§ Exercise data

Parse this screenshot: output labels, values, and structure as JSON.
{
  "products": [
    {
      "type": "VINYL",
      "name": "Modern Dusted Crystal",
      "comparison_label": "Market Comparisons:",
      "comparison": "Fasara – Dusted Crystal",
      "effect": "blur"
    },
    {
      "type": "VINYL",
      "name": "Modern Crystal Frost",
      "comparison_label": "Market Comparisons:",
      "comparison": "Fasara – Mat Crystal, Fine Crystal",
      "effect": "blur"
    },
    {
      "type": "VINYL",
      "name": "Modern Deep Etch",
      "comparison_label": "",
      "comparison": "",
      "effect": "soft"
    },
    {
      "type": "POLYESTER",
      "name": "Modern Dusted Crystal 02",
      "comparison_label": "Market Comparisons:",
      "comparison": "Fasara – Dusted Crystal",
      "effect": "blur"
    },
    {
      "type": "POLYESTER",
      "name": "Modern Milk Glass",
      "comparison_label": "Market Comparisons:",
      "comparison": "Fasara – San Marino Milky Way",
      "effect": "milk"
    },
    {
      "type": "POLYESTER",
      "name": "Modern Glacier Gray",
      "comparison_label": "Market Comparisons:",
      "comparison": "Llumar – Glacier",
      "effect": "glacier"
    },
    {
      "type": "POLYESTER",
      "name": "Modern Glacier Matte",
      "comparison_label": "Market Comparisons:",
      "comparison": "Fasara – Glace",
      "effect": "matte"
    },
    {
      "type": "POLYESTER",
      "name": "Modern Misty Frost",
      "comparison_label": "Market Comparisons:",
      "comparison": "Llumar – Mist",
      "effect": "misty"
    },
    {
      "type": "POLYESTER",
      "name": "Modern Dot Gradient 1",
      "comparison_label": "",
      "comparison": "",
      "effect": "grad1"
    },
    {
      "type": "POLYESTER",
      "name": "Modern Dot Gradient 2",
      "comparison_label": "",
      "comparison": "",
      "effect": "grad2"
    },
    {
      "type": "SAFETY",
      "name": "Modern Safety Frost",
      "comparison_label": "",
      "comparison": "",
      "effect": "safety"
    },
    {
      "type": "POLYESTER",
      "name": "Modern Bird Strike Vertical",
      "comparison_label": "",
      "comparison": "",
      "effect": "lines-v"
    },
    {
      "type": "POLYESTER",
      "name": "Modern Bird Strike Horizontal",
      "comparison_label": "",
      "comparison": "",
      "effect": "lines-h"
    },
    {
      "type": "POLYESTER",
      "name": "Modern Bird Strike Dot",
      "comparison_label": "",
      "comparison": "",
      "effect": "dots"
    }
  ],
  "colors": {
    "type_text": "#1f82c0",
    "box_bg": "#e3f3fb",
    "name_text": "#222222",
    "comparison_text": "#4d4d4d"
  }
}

§ To do
Gather each line holding the string "Strike".

§ Task solution
      "name": "Modern Bird Strike Vertical",
      "name": "Modern Bird Strike Horizontal",
      "name": "Modern Bird Strike Dot",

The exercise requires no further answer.